Start of Given information
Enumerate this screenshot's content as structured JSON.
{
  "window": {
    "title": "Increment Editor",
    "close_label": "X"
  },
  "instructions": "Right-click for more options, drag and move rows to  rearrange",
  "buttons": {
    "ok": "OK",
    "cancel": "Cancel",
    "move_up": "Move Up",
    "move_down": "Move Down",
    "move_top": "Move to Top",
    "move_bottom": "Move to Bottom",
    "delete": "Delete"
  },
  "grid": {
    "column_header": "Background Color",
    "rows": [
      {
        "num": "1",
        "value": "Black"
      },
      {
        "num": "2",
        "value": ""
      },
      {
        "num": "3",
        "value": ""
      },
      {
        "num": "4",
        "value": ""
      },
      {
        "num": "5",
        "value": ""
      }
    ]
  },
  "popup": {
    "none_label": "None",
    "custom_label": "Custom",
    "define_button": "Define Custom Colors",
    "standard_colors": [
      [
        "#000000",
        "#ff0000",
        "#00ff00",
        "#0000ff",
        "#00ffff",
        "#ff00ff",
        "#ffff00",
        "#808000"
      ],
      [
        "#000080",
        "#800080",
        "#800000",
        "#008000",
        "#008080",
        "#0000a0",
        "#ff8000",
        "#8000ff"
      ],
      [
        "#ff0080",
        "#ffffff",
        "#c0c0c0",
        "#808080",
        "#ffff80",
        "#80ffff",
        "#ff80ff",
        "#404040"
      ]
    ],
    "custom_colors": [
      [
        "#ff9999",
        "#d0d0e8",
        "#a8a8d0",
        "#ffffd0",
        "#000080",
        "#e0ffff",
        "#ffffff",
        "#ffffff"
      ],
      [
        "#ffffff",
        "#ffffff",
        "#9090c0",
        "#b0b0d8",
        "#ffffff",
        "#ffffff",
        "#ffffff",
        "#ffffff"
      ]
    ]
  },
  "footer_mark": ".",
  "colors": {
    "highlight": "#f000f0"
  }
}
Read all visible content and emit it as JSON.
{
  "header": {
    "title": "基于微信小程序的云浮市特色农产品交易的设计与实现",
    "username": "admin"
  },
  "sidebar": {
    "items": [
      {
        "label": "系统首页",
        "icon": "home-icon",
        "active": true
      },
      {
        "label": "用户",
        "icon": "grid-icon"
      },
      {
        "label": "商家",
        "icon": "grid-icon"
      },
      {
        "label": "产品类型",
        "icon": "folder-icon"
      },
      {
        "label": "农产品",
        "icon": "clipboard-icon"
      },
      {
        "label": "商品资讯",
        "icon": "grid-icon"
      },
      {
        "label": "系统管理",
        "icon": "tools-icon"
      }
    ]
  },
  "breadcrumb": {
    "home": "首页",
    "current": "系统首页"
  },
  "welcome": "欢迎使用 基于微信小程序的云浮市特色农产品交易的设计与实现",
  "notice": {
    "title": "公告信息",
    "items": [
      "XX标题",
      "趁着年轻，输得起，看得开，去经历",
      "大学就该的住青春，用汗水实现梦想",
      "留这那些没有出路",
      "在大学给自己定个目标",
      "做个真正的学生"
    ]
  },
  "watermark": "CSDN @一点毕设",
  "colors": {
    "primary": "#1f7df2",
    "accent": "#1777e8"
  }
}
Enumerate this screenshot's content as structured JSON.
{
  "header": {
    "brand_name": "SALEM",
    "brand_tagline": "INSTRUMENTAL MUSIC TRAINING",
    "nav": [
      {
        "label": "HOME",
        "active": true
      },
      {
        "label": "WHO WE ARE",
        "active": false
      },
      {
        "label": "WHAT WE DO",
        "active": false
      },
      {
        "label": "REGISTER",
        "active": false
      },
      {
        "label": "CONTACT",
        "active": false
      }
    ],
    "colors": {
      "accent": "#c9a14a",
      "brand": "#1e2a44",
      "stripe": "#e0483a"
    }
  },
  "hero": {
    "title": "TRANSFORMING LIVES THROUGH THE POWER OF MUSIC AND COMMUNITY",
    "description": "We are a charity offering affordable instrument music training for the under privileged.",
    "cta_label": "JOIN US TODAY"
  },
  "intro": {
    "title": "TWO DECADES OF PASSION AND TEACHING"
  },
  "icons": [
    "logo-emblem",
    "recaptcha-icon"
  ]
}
End of Given information
> Written problem
Go through the material above and count the lines that contain "title"; give that number alone.

> Exercise response
5